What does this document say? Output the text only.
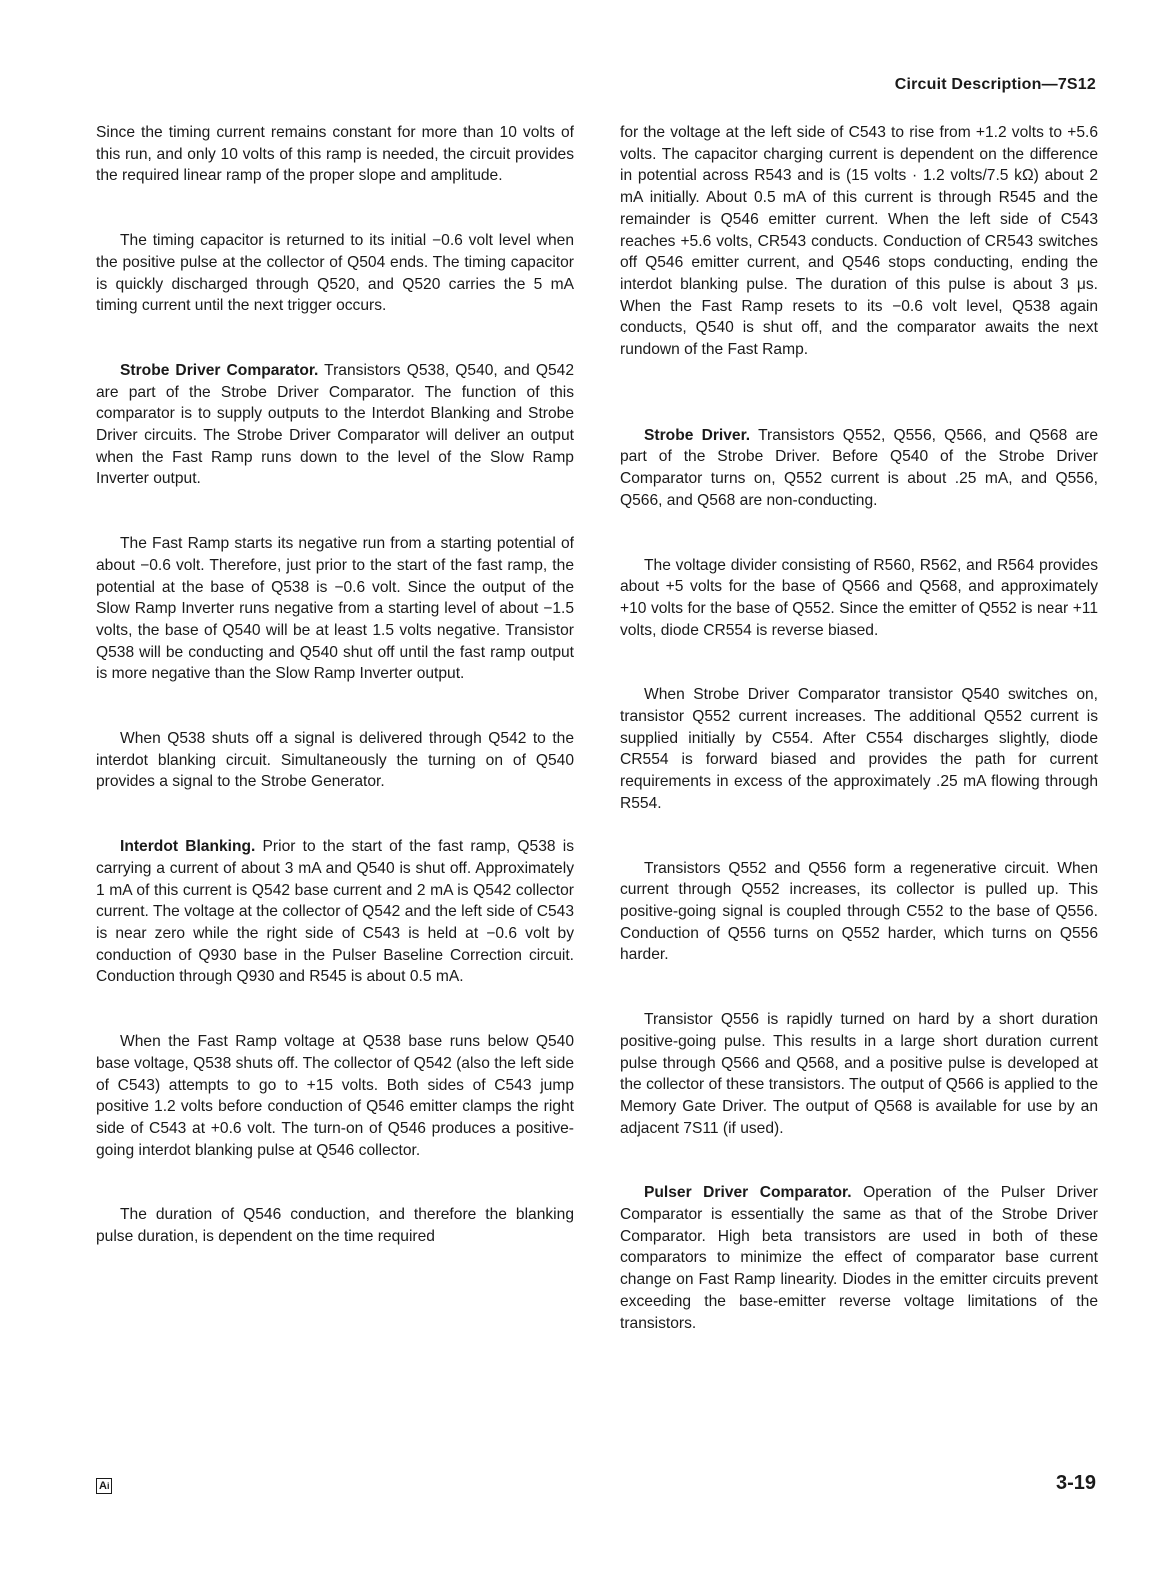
Circuit Description—7S12

Since the timing current remains constant for more than 10 volts of this run, and only 10 volts of this ramp is needed, the circuit provides the required linear ramp of the proper slope and amplitude.

The timing capacitor is returned to its initial −0.6 volt level when the positive pulse at the collector of Q504 ends. The timing capacitor is quickly discharged through Q520, and Q520 carries the 5 mA timing current until the next trigger occurs.

Strobe Driver Comparator. Transistors Q538, Q540, and Q542 are part of the Strobe Driver Comparator. The function of this comparator is to supply outputs to the Interdot Blanking and Strobe Driver circuits. The Strobe Driver Comparator will deliver an output when the Fast Ramp runs down to the level of the Slow Ramp Inverter output.

The Fast Ramp starts its negative run from a starting potential of about −0.6 volt. Therefore, just prior to the start of the fast ramp, the potential at the base of Q538 is −0.6 volt. Since the output of the Slow Ramp Inverter runs negative from a starting level of about −1.5 volts, the base of Q540 will be at least 1.5 volts negative. Transistor Q538 will be conducting and Q540 shut off until the fast ramp output is more negative than the Slow Ramp Inverter output.

When Q538 shuts off a signal is delivered through Q542 to the interdot blanking circuit. Simultaneously the turning on of Q540 provides a signal to the Strobe Generator.

Interdot Blanking. Prior to the start of the fast ramp, Q538 is carrying a current of about 3 mA and Q540 is shut off. Approximately 1 mA of this current is Q542 base current and 2 mA is Q542 collector current. The voltage at the collector of Q542 and the left side of C543 is near zero while the right side of C543 is held at −0.6 volt by conduction of Q930 base in the Pulser Baseline Correction circuit. Conduction through Q930 and R545 is about 0.5 mA.

When the Fast Ramp voltage at Q538 base runs below Q540 base voltage, Q538 shuts off. The collector of Q542 (also the left side of C543) attempts to go to +15 volts. Both sides of C543 jump positive 1.2 volts before conduction of Q546 emitter clamps the right side of C543 at +0.6 volt. The turn-on of Q546 produces a positive-going interdot blanking pulse at Q546 collector.

The duration of Q546 conduction, and therefore the blanking pulse duration, is dependent on the time required

for the voltage at the left side of C543 to rise from +1.2 volts to +5.6 volts. The capacitor charging current is dependent on the difference in potential across R543 and is (15 volts · 1.2 volts/7.5 kΩ) about 2 mA initially. About 0.5 mA of this current is through R545 and the remainder is Q546 emitter current. When the left side of C543 reaches +5.6 volts, CR543 conducts. Conduction of CR543 switches off Q546 emitter current, and Q546 stops conducting, ending the interdot blanking pulse. The duration of this pulse is about 3 μs. When the Fast Ramp resets to its −0.6 volt level, Q538 again conducts, Q540 is shut off, and the comparator awaits the next rundown of the Fast Ramp.

Strobe Driver. Transistors Q552, Q556, Q566, and Q568 are part of the Strobe Driver. Before Q540 of the Strobe Driver Comparator turns on, Q552 current is about .25 mA, and Q556, Q566, and Q568 are non-conducting.

The voltage divider consisting of R560, R562, and R564 provides about +5 volts for the base of Q566 and Q568, and approximately +10 volts for the base of Q552. Since the emitter of Q552 is near +11 volts, diode CR554 is reverse biased.

When Strobe Driver Comparator transistor Q540 switches on, transistor Q552 current increases. The additional Q552 current is supplied initially by C554. After C554 discharges slightly, diode CR554 is forward biased and provides the path for current requirements in excess of the approximately .25 mA flowing through R554.

Transistors Q552 and Q556 form a regenerative circuit. When current through Q552 increases, its collector is pulled up. This positive-going signal is coupled through C552 to the base of Q556. Conduction of Q556 turns on Q552 harder, which turns on Q556 harder.

Transistor Q556 is rapidly turned on hard by a short duration positive-going pulse. This results in a large short duration current pulse through Q566 and Q568, and a positive pulse is developed at the collector of these transistors. The output of Q566 is applied to the Memory Gate Driver. The output of Q568 is available for use by an adjacent 7S11 (if used).

Pulser Driver Comparator. Operation of the Pulser Driver Comparator is essentially the same as that of the Strobe Driver Comparator. High beta transistors are used in both of these comparators to minimize the effect of comparator base current change on Fast Ramp linearity. Diodes in the emitter circuits prevent exceeding the base-emitter reverse voltage limitations of the transistors.

Ai	3-19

☆ ☆ ☆ ☆ ☆ ☆ ☆

> **WHAT NEEDS TO BE DONE**: Without the pictures, return the entries exactly as they appear.

> **RESULT**:
What does this document say? Output the text only.
Circuit Description—7S12

Since the timing current remains constant for more than 10 volts of this run, and only 10 volts of this ramp is needed, the circuit provides the required linear ramp of the proper slope and amplitude.

The timing capacitor is returned to its initial −0.6 volt level when the positive pulse at the collector of Q504 ends. The timing capacitor is quickly discharged through Q520, and Q520 carries the 5 mA timing current until the next trigger occurs.

Strobe Driver Comparator. Transistors Q538, Q540, and Q542 are part of the Strobe Driver Comparator. The function of this comparator is to supply outputs to the Interdot Blanking and Strobe Driver circuits. The Strobe Driver Comparator will deliver an output when the Fast Ramp runs down to the level of the Slow Ramp Inverter output.

The Fast Ramp starts its negative run from a starting potential of about −0.6 volt. Therefore, just prior to the start of the fast ramp, the potential at the base of Q538 is −0.6 volt. Since the output of the Slow Ramp Inverter runs negative from a starting level of about −1.5 volts, the base of Q540 will be at least 1.5 volts negative. Transistor Q538 will be conducting and Q540 shut off until the fast ramp output is more negative than the Slow Ramp Inverter output.

When Q538 shuts off a signal is delivered through Q542 to the interdot blanking circuit. Simultaneously the turning on of Q540 provides a signal to the Strobe Generator.

Interdot Blanking. Prior to the start of the fast ramp, Q538 is carrying a current of about 3 mA and Q540 is shut off. Approximately 1 mA of this current is Q542 base current and 2 mA is Q542 collector current. The voltage at the collector of Q542 and the left side of C543 is near zero while the right side of C543 is held at −0.6 volt by conduction of Q930 base in the Pulser Baseline Correction circuit. Conduction through Q930 and R545 is about 0.5 mA.

When the Fast Ramp voltage at Q538 base runs below Q540 base voltage, Q538 shuts off. The collector of Q542 (also the left side of C543) attempts to go to +15 volts. Both sides of C543 jump positive 1.2 volts before conduction of Q546 emitter clamps the right side of C543 at +0.6 volt. The turn-on of Q546 produces a positive-going interdot blanking pulse at Q546 collector.

The duration of Q546 conduction, and therefore the blanking pulse duration, is dependent on the time required

for the voltage at the left side of C543 to rise from +1.2 volts to +5.6 volts. The capacitor charging current is dependent on the difference in potential across R543 and is (15 volts · 1.2 volts/7.5 kΩ) about 2 mA initially. About 0.5 mA of this current is through R545 and the remainder is Q546 emitter current. When the left side of C543 reaches +5.6 volts, CR543 conducts. Conduction of CR543 switches off Q546 emitter current, and Q546 stops conducting, ending the interdot blanking pulse. The duration of this pulse is about 3 μs. When the Fast Ramp resets to its −0.6 volt level, Q538 again conducts, Q540 is shut off, and the comparator awaits the next rundown of the Fast Ramp.

Strobe Driver. Transistors Q552, Q556, Q566, and Q568 are part of the Strobe Driver. Before Q540 of the Strobe Driver Comparator turns on, Q552 current is about .25 mA, and Q556, Q566, and Q568 are non-conducting.

The voltage divider consisting of R560, R562, and R564 provides about +5 volts for the base of Q566 and Q568, and approximately +10 volts for the base of Q552. Since the emitter of Q552 is near +11 volts, diode CR554 is reverse biased.

When Strobe Driver Comparator transistor Q540 switches on, transistor Q552 current increases. The additional Q552 current is supplied initially by C554. After C554 discharges slightly, diode CR554 is forward biased and provides the path for current requirements in excess of the approximately .25 mA flowing through R554.

Transistors Q552 and Q556 form a regenerative circuit. When current through Q552 increases, its collector is pulled up. This positive-going signal is coupled through C552 to the base of Q556. Conduction of Q556 turns on Q552 harder, which turns on Q556 harder.

Transistor Q556 is rapidly turned on hard by a short duration positive-going pulse. This results in a large short duration current pulse through Q566 and Q568, and a positive pulse is developed at the collector of these transistors. The output of Q566 is applied to the Memory Gate Driver. The output of Q568 is available for use by an adjacent 7S11 (if used).

Pulser Driver Comparator. Operation of the Pulser Driver Comparator is essentially the same as that of the Strobe Driver Comparator. High beta transistors are used in both of these comparators to minimize the effect of comparator base current change on Fast Ramp linearity. Diodes in the emitter circuits prevent exceeding the base-emitter reverse voltage limitations of the transistors.

Ai	3-19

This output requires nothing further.